[Task goal] Please set out each line of the records below as a numbered list, leaving out any blank lines.

[Record set]
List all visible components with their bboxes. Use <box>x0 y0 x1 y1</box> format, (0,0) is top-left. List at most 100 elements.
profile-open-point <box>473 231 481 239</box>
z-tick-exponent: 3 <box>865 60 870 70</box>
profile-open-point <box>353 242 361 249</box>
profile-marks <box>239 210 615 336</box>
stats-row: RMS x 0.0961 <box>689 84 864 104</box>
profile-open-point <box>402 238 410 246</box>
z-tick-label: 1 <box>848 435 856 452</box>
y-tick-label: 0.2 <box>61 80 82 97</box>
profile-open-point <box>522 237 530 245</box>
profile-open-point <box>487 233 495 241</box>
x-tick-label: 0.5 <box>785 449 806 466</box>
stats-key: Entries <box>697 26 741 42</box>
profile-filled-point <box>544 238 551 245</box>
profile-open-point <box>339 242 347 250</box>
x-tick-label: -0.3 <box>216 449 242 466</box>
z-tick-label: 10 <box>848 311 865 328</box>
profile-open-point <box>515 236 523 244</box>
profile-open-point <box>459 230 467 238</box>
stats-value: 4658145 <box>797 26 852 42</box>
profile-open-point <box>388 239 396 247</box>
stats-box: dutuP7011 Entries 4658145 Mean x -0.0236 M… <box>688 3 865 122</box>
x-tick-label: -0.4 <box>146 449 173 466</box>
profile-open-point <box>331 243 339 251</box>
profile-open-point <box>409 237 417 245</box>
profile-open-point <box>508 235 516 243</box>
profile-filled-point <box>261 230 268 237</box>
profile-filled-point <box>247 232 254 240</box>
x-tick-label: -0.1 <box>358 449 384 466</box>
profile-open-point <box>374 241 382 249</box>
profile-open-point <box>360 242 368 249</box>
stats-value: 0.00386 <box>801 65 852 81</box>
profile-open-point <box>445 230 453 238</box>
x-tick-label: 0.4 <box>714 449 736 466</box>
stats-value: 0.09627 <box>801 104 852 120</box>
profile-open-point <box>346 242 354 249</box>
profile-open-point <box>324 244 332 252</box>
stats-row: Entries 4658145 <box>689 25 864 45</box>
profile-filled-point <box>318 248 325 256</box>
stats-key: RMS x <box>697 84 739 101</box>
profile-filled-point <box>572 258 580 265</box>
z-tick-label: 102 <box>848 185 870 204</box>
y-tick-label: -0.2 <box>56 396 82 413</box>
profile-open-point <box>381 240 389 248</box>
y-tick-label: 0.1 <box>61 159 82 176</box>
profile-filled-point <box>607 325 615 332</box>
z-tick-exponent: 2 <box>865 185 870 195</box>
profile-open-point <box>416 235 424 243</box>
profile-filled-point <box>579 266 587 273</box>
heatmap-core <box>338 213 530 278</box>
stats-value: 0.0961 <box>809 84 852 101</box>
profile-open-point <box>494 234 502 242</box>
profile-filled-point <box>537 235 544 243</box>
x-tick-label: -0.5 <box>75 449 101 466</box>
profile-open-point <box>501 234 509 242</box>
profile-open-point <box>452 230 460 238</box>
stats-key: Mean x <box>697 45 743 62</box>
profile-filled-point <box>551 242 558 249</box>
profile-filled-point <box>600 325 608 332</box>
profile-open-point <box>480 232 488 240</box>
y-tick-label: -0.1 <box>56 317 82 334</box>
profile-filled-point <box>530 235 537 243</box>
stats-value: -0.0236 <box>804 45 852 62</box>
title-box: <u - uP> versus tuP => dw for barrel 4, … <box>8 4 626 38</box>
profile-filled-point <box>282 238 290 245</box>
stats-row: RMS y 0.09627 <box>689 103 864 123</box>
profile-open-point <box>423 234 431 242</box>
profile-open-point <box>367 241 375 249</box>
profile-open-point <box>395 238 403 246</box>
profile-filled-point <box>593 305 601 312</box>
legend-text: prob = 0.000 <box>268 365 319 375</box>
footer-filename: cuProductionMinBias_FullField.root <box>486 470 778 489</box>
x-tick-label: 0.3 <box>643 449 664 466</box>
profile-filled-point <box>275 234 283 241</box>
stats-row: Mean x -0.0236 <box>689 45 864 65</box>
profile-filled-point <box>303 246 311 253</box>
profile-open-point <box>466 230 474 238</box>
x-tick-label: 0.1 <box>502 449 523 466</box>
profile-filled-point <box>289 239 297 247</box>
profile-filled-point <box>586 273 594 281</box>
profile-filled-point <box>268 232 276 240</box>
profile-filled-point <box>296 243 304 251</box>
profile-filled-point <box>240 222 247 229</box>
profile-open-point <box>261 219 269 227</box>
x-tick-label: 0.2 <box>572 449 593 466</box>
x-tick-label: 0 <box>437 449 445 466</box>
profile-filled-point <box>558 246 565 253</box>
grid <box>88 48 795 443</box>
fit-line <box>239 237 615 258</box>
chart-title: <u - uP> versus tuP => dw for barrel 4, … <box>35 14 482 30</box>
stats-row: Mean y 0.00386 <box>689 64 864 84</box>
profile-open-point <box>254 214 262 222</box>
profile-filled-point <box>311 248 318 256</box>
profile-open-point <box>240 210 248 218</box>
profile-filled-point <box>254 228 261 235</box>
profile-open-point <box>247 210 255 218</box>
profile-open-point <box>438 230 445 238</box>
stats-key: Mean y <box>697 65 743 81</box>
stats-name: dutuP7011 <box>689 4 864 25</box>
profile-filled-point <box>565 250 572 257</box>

[Response for this exercise]
1. List all visible components with their bboxes. Use <box>x0 y0 x1 y1</box> format, (0,0) is top-left. List at most 100 elements.
2. profile-open-point <box>473 231 481 239</box>
3. z-tick-exponent: 3 <box>865 60 870 70</box>
4. profile-open-point <box>353 242 361 249</box>
5. profile-marks <box>239 210 615 336</box>
6. stats-row: RMS x 0.0961 <box>689 84 864 104</box>
7. profile-open-point <box>402 238 410 246</box>
8. z-tick-label: 1 <box>848 435 856 452</box>
9. y-tick-label: 0.2 <box>61 80 82 97</box>
10. profile-open-point <box>522 237 530 245</box>
11. profile-open-point <box>487 233 495 241</box>
12. x-tick-label: 0.5 <box>785 449 806 466</box>
13. stats-key: Entries <box>697 26 741 42</box>
14. profile-filled-point <box>544 238 551 245</box>
15. profile-open-point <box>339 242 347 250</box>
16. x-tick-label: -0.3 <box>216 449 242 466</box>
17. z-tick-label: 10 <box>848 311 865 328</box>
18. profile-open-point <box>515 236 523 244</box>
19. profile-open-point <box>459 230 467 238</box>
20. stats-value: 4658145 <box>797 26 852 42</box>
21. profile-open-point <box>388 239 396 247</box>
22. stats-box: dutuP7011 Entries 4658145 Mean x -0.0236 M… <box>688 3 865 122</box>
23. x-tick-label: -0.4 <box>146 449 173 466</box>
24. profile-open-point <box>331 243 339 251</box>
25. profile-open-point <box>409 237 417 245</box>
26. profile-open-point <box>508 235 516 243</box>
27. profile-filled-point <box>261 230 268 237</box>
28. profile-filled-point <box>247 232 254 240</box>
29. x-tick-label: -0.1 <box>358 449 384 466</box>
30. profile-open-point <box>374 241 382 249</box>
31. profile-open-point <box>360 242 368 249</box>
32. stats-value: 0.00386 <box>801 65 852 81</box>
33. profile-open-point <box>445 230 453 238</box>
34. x-tick-label: 0.4 <box>714 449 736 466</box>
35. stats-value: 0.09627 <box>801 104 852 120</box>
36. profile-open-point <box>346 242 354 249</box>
37. profile-open-point <box>324 244 332 252</box>
38. stats-row: Entries 4658145 <box>689 25 864 45</box>
39. profile-filled-point <box>318 248 325 256</box>
40. stats-key: RMS x <box>697 84 739 101</box>
41. profile-filled-point <box>572 258 580 265</box>
42. z-tick-label: 102 <box>848 185 870 204</box>
43. y-tick-label: -0.2 <box>56 396 82 413</box>
44. profile-open-point <box>381 240 389 248</box>
45. y-tick-label: 0.1 <box>61 159 82 176</box>
46. profile-filled-point <box>607 325 615 332</box>
47. z-tick-exponent: 2 <box>865 185 870 195</box>
48. profile-open-point <box>416 235 424 243</box>
49. profile-filled-point <box>579 266 587 273</box>
50. heatmap-core <box>338 213 530 278</box>
51. stats-value: 0.0961 <box>809 84 852 101</box>
52. profile-open-point <box>494 234 502 242</box>
53. profile-filled-point <box>537 235 544 243</box>
54. x-tick-label: -0.5 <box>75 449 101 466</box>
55. profile-open-point <box>501 234 509 242</box>
56. profile-open-point <box>452 230 460 238</box>
57. stats-key: Mean x <box>697 45 743 62</box>
58. profile-filled-point <box>551 242 558 249</box>
59. profile-filled-point <box>600 325 608 332</box>
60. profile-open-point <box>480 232 488 240</box>
61. y-tick-label: -0.1 <box>56 317 82 334</box>
62. profile-filled-point <box>530 235 537 243</box>
63. stats-value: -0.0236 <box>804 45 852 62</box>
64. title-box: <u - uP> versus tuP => dw for barrel 4, … <box>8 4 626 38</box>
65. profile-filled-point <box>282 238 290 245</box>
66. stats-row: RMS y 0.09627 <box>689 103 864 123</box>
67. profile-open-point <box>423 234 431 242</box>
68. profile-open-point <box>367 241 375 249</box>
69. profile-open-point <box>395 238 403 246</box>
70. profile-filled-point <box>593 305 601 312</box>
71. legend-text: prob = 0.000 <box>268 365 319 375</box>
72. footer-filename: cuProductionMinBias_FullField.root <box>486 470 778 489</box>
73. x-tick-label: 0.3 <box>643 449 664 466</box>
74. profile-filled-point <box>275 234 283 241</box>
75. stats-row: Mean x -0.0236 <box>689 45 864 65</box>
76. profile-filled-point <box>303 246 311 253</box>
77. profile-open-point <box>466 230 474 238</box>
78. x-tick-label: 0.1 <box>502 449 523 466</box>
79. profile-filled-point <box>289 239 297 247</box>
80. profile-filled-point <box>586 273 594 281</box>
81. profile-filled-point <box>268 232 276 240</box>
82. profile-filled-point <box>296 243 304 251</box>
83. profile-filled-point <box>240 222 247 229</box>
84. profile-open-point <box>261 219 269 227</box>
85. x-tick-label: 0.2 <box>572 449 593 466</box>
86. x-tick-label: 0 <box>437 449 445 466</box>
87. profile-filled-point <box>558 246 565 253</box>
88. grid <box>88 48 795 443</box>
89. fit-line <box>239 237 615 258</box>
90. chart-title: <u - uP> versus tuP => dw for barrel 4, … <box>35 14 482 30</box>
91. stats-row: Mean y 0.00386 <box>689 64 864 84</box>
92. profile-open-point <box>254 214 262 222</box>
93. profile-filled-point <box>311 248 318 256</box>
94. profile-open-point <box>240 210 248 218</box>
95. profile-filled-point <box>254 228 261 235</box>
96. profile-open-point <box>247 210 255 218</box>
97. profile-open-point <box>438 230 445 238</box>
98. stats-key: Mean y <box>697 65 743 81</box>
99. stats-name: dutuP7011 <box>689 4 864 25</box>
100. profile-filled-point <box>565 250 572 257</box>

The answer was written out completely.